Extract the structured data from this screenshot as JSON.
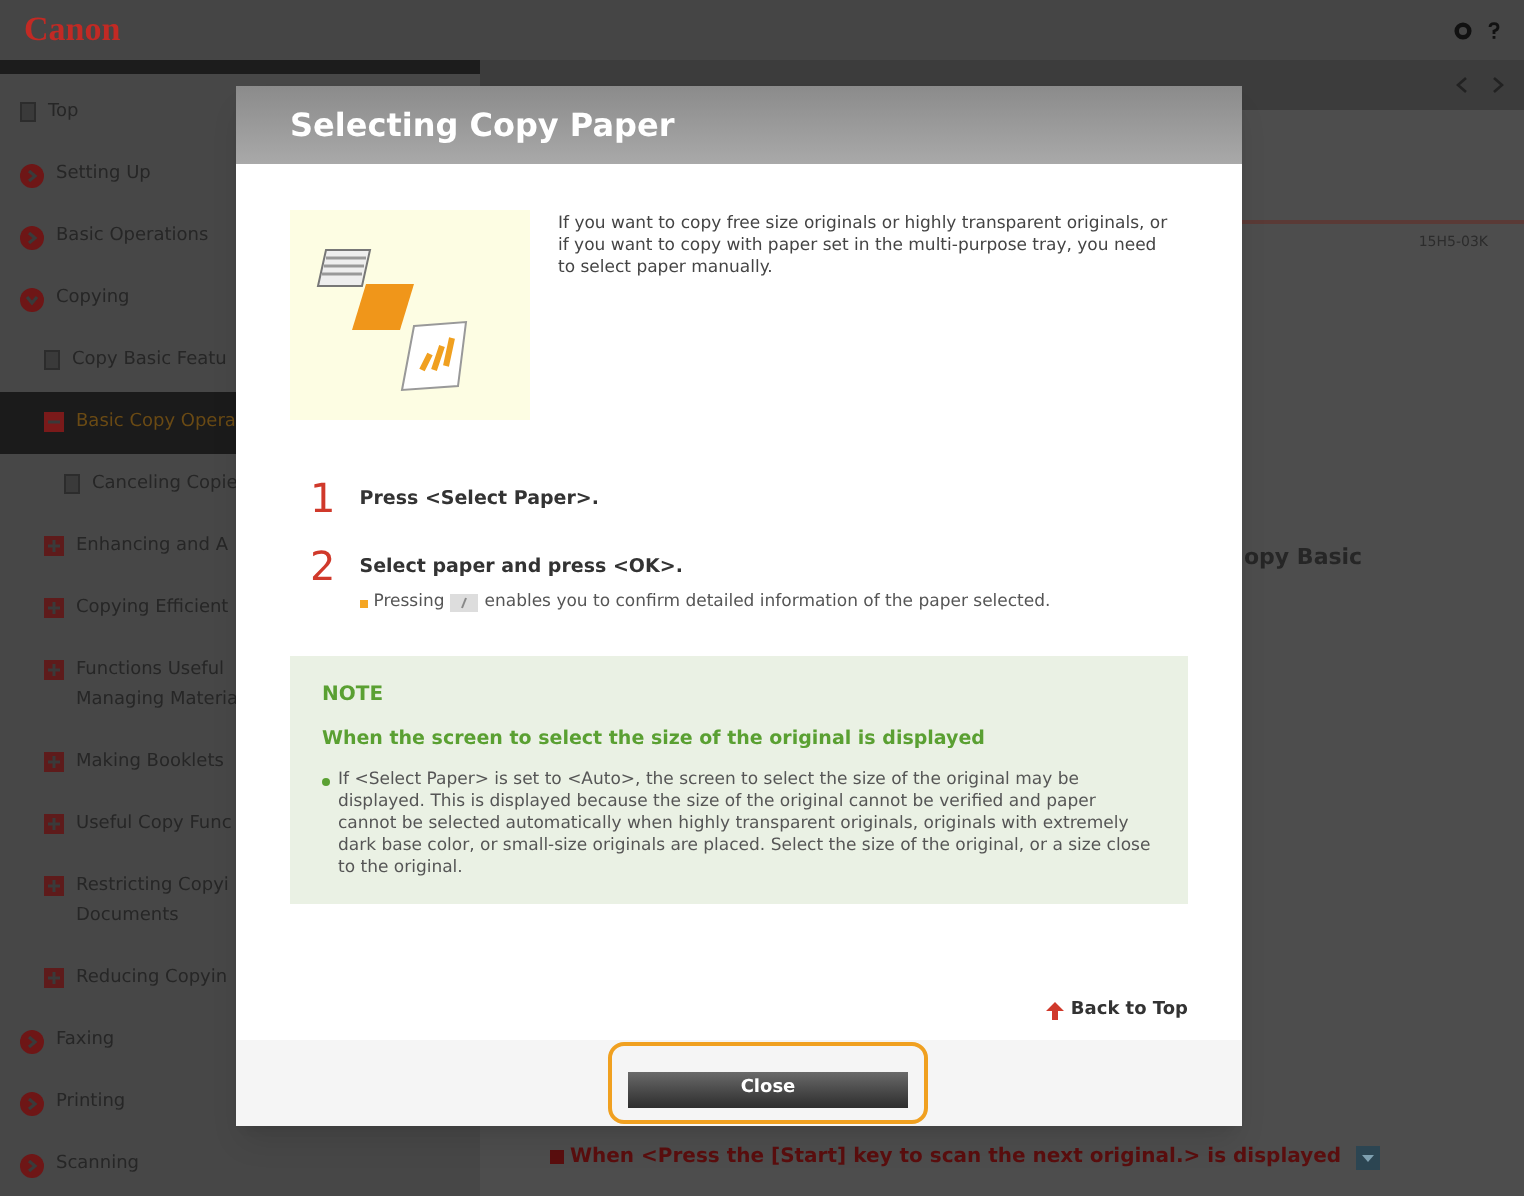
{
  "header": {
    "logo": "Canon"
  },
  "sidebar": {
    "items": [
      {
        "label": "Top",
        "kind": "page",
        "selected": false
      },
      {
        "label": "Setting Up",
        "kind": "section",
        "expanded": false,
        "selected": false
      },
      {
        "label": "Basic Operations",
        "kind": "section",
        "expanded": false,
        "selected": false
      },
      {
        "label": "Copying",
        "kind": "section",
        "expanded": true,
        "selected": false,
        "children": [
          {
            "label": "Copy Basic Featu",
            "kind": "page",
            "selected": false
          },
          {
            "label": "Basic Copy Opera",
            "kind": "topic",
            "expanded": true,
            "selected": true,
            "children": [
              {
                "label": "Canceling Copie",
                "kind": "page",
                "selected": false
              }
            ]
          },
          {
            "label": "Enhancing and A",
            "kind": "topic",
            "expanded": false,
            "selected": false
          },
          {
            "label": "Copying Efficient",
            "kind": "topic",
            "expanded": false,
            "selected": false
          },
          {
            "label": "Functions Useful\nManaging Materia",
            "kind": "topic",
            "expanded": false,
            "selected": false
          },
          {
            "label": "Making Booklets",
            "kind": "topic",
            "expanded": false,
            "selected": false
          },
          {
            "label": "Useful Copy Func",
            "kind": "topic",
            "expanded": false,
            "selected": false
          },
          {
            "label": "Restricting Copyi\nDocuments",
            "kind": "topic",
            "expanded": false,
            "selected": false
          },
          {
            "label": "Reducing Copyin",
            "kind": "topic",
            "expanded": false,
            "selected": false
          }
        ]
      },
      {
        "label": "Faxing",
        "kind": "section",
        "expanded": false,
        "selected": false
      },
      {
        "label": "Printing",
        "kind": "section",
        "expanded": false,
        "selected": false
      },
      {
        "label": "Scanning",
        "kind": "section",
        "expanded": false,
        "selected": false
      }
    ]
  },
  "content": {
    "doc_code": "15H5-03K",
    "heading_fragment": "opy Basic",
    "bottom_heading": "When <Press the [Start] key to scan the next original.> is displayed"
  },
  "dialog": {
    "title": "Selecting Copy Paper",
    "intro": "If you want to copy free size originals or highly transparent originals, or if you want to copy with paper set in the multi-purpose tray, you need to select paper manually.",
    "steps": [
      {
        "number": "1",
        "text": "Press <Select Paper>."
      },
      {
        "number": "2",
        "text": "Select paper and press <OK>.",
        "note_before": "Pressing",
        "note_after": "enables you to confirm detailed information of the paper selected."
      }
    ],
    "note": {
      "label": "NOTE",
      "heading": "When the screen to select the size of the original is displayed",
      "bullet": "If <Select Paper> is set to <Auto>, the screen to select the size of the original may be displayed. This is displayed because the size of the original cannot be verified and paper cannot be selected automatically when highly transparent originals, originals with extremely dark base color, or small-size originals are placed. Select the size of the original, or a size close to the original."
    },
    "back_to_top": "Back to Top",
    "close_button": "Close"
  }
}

* * *

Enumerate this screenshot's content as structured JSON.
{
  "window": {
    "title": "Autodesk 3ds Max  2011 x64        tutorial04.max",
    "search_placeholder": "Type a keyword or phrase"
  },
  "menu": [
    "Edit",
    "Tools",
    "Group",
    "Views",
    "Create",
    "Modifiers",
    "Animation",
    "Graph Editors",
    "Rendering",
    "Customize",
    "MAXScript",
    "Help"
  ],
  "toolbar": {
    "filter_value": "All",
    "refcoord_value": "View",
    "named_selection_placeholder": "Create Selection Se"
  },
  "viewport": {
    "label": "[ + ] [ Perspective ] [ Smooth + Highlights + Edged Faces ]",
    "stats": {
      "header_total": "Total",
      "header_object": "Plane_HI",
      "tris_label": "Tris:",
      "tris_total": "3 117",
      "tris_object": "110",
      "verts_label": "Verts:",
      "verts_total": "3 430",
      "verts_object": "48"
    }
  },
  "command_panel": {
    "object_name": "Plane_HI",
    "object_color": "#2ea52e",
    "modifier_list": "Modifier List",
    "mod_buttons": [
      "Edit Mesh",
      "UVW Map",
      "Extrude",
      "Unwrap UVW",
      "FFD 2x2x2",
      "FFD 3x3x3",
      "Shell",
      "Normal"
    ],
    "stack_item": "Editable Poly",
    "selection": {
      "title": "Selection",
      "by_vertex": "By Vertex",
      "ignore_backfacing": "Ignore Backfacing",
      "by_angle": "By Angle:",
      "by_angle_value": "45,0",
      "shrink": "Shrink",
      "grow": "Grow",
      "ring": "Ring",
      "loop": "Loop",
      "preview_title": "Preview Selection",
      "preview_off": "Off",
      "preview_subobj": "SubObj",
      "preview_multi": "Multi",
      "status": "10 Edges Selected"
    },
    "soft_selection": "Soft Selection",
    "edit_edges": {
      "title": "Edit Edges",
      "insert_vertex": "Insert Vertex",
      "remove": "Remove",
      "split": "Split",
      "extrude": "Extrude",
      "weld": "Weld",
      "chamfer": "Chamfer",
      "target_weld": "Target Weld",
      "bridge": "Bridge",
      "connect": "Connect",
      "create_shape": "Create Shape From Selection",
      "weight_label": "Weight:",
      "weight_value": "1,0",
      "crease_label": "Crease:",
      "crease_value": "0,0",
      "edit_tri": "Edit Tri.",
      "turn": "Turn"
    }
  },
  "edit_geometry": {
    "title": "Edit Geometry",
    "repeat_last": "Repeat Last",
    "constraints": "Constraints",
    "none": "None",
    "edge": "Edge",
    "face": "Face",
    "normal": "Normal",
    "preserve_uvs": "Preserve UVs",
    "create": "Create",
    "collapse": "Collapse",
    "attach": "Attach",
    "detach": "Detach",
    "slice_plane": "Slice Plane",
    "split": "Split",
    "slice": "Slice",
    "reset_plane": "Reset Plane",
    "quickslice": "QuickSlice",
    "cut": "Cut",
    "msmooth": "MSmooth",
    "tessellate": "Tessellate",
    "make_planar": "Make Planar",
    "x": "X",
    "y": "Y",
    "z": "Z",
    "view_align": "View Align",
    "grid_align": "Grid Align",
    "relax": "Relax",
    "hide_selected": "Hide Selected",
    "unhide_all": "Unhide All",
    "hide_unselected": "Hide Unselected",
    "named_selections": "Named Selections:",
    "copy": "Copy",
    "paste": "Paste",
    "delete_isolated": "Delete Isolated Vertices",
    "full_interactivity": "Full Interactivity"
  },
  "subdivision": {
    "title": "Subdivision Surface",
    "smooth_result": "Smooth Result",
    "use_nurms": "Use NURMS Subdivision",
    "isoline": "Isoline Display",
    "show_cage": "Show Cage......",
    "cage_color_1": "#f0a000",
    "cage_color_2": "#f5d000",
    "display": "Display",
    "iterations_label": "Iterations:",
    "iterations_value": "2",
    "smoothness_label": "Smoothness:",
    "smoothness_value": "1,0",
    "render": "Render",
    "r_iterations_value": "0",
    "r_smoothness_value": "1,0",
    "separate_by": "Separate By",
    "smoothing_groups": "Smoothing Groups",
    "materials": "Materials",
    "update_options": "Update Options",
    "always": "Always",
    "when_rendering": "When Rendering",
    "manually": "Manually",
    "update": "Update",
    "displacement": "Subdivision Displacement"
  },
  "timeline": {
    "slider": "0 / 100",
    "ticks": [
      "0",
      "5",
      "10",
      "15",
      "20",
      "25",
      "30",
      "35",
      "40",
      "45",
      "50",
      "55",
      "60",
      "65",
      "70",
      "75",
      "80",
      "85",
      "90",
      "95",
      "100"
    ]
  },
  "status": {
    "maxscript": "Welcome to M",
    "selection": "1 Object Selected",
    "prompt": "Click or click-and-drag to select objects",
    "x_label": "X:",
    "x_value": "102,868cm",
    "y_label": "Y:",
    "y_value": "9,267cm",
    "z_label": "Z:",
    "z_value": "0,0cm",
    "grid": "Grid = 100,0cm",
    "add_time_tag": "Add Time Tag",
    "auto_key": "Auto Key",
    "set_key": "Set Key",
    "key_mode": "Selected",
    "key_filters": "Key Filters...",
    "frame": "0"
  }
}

The problem:
Reply with nothing but a number: how many lines of the entries above contain the string "Vertex"?

Answer in full:
2